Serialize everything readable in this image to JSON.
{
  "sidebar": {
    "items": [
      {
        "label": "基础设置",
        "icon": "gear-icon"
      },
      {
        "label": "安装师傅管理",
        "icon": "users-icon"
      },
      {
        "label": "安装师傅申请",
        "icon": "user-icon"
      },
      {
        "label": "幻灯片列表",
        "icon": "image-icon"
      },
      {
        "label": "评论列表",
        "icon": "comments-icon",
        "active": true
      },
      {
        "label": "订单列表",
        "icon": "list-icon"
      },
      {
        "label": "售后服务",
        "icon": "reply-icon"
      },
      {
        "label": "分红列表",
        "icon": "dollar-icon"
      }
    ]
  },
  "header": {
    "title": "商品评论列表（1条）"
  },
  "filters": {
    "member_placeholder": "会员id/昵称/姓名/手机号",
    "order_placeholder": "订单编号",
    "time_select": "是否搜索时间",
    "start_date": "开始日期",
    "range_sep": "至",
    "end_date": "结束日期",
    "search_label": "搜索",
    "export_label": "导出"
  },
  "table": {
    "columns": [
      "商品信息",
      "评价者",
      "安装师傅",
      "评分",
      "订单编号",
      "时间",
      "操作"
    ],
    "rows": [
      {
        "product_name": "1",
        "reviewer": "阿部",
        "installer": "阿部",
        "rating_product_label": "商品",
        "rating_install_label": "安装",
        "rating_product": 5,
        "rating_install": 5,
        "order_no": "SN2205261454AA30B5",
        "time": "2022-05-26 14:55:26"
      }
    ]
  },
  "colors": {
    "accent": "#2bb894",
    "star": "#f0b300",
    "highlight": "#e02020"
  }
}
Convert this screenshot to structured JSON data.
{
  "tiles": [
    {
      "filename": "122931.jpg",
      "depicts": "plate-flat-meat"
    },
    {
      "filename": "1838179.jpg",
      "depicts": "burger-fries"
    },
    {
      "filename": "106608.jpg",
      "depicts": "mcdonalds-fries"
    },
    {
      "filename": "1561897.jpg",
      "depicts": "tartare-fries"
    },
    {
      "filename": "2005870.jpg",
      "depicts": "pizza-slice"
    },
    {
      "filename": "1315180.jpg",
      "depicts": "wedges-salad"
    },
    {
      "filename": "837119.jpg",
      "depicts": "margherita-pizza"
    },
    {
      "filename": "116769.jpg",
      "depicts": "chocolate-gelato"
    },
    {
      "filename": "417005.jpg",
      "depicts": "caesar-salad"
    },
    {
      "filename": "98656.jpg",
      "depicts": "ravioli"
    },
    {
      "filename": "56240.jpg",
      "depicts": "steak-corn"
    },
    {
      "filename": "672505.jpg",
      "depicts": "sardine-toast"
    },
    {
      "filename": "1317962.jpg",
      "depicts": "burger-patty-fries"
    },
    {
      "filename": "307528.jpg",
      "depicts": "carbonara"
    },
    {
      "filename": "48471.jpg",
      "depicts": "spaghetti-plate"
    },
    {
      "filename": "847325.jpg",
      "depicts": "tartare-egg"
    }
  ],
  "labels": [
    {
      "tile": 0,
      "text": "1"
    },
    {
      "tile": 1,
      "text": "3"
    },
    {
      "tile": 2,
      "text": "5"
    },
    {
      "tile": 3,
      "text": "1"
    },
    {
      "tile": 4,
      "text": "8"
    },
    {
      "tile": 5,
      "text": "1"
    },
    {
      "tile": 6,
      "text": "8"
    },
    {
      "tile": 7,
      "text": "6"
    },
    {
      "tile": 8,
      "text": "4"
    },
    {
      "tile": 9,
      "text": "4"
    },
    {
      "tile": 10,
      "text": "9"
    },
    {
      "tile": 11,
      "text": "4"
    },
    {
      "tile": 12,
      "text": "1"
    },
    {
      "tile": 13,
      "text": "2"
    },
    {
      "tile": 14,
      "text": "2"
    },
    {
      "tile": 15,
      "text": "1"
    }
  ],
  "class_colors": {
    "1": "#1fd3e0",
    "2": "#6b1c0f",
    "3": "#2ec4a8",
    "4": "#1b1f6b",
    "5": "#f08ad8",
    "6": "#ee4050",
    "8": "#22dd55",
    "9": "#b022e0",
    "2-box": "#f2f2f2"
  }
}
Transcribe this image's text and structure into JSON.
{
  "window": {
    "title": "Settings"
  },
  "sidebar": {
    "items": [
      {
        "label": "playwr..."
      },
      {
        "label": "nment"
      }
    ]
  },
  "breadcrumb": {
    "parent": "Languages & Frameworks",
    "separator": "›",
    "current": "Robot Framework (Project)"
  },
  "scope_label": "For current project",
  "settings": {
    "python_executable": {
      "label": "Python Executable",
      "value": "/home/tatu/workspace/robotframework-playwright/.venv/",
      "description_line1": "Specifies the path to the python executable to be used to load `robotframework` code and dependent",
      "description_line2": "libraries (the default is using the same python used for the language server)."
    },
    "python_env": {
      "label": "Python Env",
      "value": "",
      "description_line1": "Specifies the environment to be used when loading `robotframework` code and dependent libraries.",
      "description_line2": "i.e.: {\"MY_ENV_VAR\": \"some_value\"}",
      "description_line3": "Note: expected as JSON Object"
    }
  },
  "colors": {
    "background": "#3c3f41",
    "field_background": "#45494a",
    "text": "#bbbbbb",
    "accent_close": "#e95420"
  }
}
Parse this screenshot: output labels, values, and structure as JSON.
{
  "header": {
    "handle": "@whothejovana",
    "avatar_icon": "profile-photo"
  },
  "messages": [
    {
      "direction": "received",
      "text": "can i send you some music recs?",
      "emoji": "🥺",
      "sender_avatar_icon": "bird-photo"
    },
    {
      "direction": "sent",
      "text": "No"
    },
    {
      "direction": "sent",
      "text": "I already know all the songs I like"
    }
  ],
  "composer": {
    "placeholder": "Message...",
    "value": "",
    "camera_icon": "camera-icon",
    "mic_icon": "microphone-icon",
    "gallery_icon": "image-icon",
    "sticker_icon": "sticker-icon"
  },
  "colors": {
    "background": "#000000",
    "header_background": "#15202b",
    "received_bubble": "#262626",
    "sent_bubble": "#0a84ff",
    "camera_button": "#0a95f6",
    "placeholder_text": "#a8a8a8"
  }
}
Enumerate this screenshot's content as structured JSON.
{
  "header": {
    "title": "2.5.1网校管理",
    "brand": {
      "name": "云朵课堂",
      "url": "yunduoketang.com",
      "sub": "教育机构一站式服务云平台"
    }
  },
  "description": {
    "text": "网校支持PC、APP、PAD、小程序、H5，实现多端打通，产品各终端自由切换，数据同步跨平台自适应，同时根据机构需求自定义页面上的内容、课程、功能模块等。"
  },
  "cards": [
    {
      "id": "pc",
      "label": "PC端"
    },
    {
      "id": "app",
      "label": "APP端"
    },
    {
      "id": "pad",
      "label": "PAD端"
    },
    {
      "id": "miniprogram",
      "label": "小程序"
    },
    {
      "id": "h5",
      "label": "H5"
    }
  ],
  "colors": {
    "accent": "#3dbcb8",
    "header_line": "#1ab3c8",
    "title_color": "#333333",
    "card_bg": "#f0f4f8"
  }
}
┄┄┄┄┄┄┄┄┄┄
> WHAT IS NEEDED: Using the data above, print every record exactly as shown.

> CORRECT OUTPUT:
Serialize everything readable in this image to JSON.
{
  "sidebar": {
    "items": [
      {
        "label": "基础设置",
        "icon": "gear-icon"
      },
      {
        "label": "安装师傅管理",
        "icon": "users-icon"
      },
      {
        "label": "安装师傅申请",
        "icon": "user-icon"
      },
      {
        "label": "幻灯片列表",
        "icon": "image-icon"
      },
      {
        "label": "评论列表",
        "icon": "comments-icon",
        "active": true
      },
      {
        "label": "订单列表",
        "icon": "list-icon"
      },
      {
        "label": "售后服务",
        "icon": "reply-icon"
      },
      {
        "label": "分红列表",
        "icon": "dollar-icon"
      }
    ]
  },
  "header": {
    "title": "商品评论列表（1条）"
  },
  "filters": {
    "member_placeholder": "会员id/昵称/姓名/手机号",
    "order_placeholder": "订单编号",
    "time_select": "是否搜索时间",
    "start_date": "开始日期",
    "range_sep": "至",
    "end_date": "结束日期",
    "search_label": "搜索",
    "export_label": "导出"
  },
  "table": {
    "columns": [
      "商品信息",
      "评价者",
      "安装师傅",
      "评分",
      "订单编号",
      "时间",
      "操作"
    ],
    "rows": [
      {
        "product_name": "1",
        "reviewer": "阿部",
        "installer": "阿部",
        "rating_product_label": "商品",
        "rating_install_label": "安装",
        "rating_product": 5,
        "rating_install": 5,
        "order_no": "SN2205261454AA30B5",
        "time": "2022-05-26 14:55:26"
      }
    ]
  },
  "colors": {
    "accent": "#2bb894",
    "star": "#f0b300",
    "highlight": "#e02020"
  }
}
Convert this screenshot to structured JSON data.
{
  "tiles": [
    {
      "filename": "122931.jpg",
      "depicts": "plate-flat-meat"
    },
    {
      "filename": "1838179.jpg",
      "depicts": "burger-fries"
    },
    {
      "filename": "106608.jpg",
      "depicts": "mcdonalds-fries"
    },
    {
      "filename": "1561897.jpg",
      "depicts": "tartare-fries"
    },
    {
      "filename": "2005870.jpg",
      "depicts": "pizza-slice"
    },
    {
      "filename": "1315180.jpg",
      "depicts": "wedges-salad"
    },
    {
      "filename": "837119.jpg",
      "depicts": "margherita-pizza"
    },
    {
      "filename": "116769.jpg",
      "depicts": "chocolate-gelato"
    },
    {
      "filename": "417005.jpg",
      "depicts": "caesar-salad"
    },
    {
      "filename": "98656.jpg",
      "depicts": "ravioli"
    },
    {
      "filename": "56240.jpg",
      "depicts": "steak-corn"
    },
    {
      "filename": "672505.jpg",
      "depicts": "sardine-toast"
    },
    {
      "filename": "1317962.jpg",
      "depicts": "burger-patty-fries"
    },
    {
      "filename": "307528.jpg",
      "depicts": "carbonara"
    },
    {
      "filename": "48471.jpg",
      "depicts": "spaghetti-plate"
    },
    {
      "filename": "847325.jpg",
      "depicts": "tartare-egg"
    }
  ],
  "labels": [
    {
      "tile": 0,
      "text": "1"
    },
    {
      "tile": 1,
      "text": "3"
    },
    {
      "tile": 2,
      "text": "5"
    },
    {
      "tile": 3,
      "text": "1"
    },
    {
      "tile": 4,
      "text": "8"
    },
    {
      "tile": 5,
      "text": "1"
    },
    {
      "tile": 6,
      "text": "8"
    },
    {
      "tile": 7,
      "text": "6"
    },
    {
      "tile": 8,
      "text": "4"
    },
    {
      "tile": 9,
      "text": "4"
    },
    {
      "tile": 10,
      "text": "9"
    },
    {
      "tile": 11,
      "text": "4"
    },
    {
      "tile": 12,
      "text": "1"
    },
    {
      "tile": 13,
      "text": "2"
    },
    {
      "tile": 14,
      "text": "2"
    },
    {
      "tile": 15,
      "text": "1"
    }
  ],
  "class_colors": {
    "1": "#1fd3e0",
    "2": "#6b1c0f",
    "3": "#2ec4a8",
    "4": "#1b1f6b",
    "5": "#f08ad8",
    "6": "#ee4050",
    "8": "#22dd55",
    "9": "#b022e0",
    "2-box": "#f2f2f2"
  }
}
Transcribe this image's text and structure into JSON.
{
  "window": {
    "title": "Settings"
  },
  "sidebar": {
    "items": [
      {
        "label": "playwr..."
      },
      {
        "label": "nment"
      }
    ]
  },
  "breadcrumb": {
    "parent": "Languages & Frameworks",
    "separator": "›",
    "current": "Robot Framework (Project)"
  },
  "scope_label": "For current project",
  "settings": {
    "python_executable": {
      "label": "Python Executable",
      "value": "/home/tatu/workspace/robotframework-playwright/.venv/",
      "description_line1": "Specifies the path to the python executable to be used to load `robotframework` code and dependent",
      "description_line2": "libraries (the default is using the same python used for the language server)."
    },
    "python_env": {
      "label": "Python Env",
      "value": "",
      "description_line1": "Specifies the environment to be used when loading `robotframework` code and dependent libraries.",
      "description_line2": "i.e.: {\"MY_ENV_VAR\": \"some_value\"}",
      "description_line3": "Note: expected as JSON Object"
    }
  },
  "colors": {
    "background": "#3c3f41",
    "field_background": "#45494a",
    "text": "#bbbbbb",
    "accent_close": "#e95420"
  }
}
Parse this screenshot: output labels, values, and structure as JSON.
{
  "header": {
    "handle": "@whothejovana",
    "avatar_icon": "profile-photo"
  },
  "messages": [
    {
      "direction": "received",
      "text": "can i send you some music recs?",
      "emoji": "🥺",
      "sender_avatar_icon": "bird-photo"
    },
    {
      "direction": "sent",
      "text": "No"
    },
    {
      "direction": "sent",
      "text": "I already know all the songs I like"
    }
  ],
  "composer": {
    "placeholder": "Message...",
    "value": "",
    "camera_icon": "camera-icon",
    "mic_icon": "microphone-icon",
    "gallery_icon": "image-icon",
    "sticker_icon": "sticker-icon"
  },
  "colors": {
    "background": "#000000",
    "header_background": "#15202b",
    "received_bubble": "#262626",
    "sent_bubble": "#0a84ff",
    "camera_button": "#0a95f6",
    "placeholder_text": "#a8a8a8"
  }
}
Enumerate this screenshot's content as structured JSON.
{
  "header": {
    "title": "2.5.1网校管理",
    "brand": {
      "name": "云朵课堂",
      "url": "yunduoketang.com",
      "sub": "教育机构一站式服务云平台"
    }
  },
  "description": {
    "text": "网校支持PC、APP、PAD、小程序、H5，实现多端打通，产品各终端自由切换，数据同步跨平台自适应，同时根据机构需求自定义页面上的内容、课程、功能模块等。"
  },
  "cards": [
    {
      "id": "pc",
      "label": "PC端"
    },
    {
      "id": "app",
      "label": "APP端"
    },
    {
      "id": "pad",
      "label": "PAD端"
    },
    {
      "id": "miniprogram",
      "label": "小程序"
    },
    {
      "id": "h5",
      "label": "H5"
    }
  ],
  "colors": {
    "accent": "#3dbcb8",
    "header_line": "#1ab3c8",
    "title_color": "#333333",
    "card_bg": "#f0f4f8"
  }
}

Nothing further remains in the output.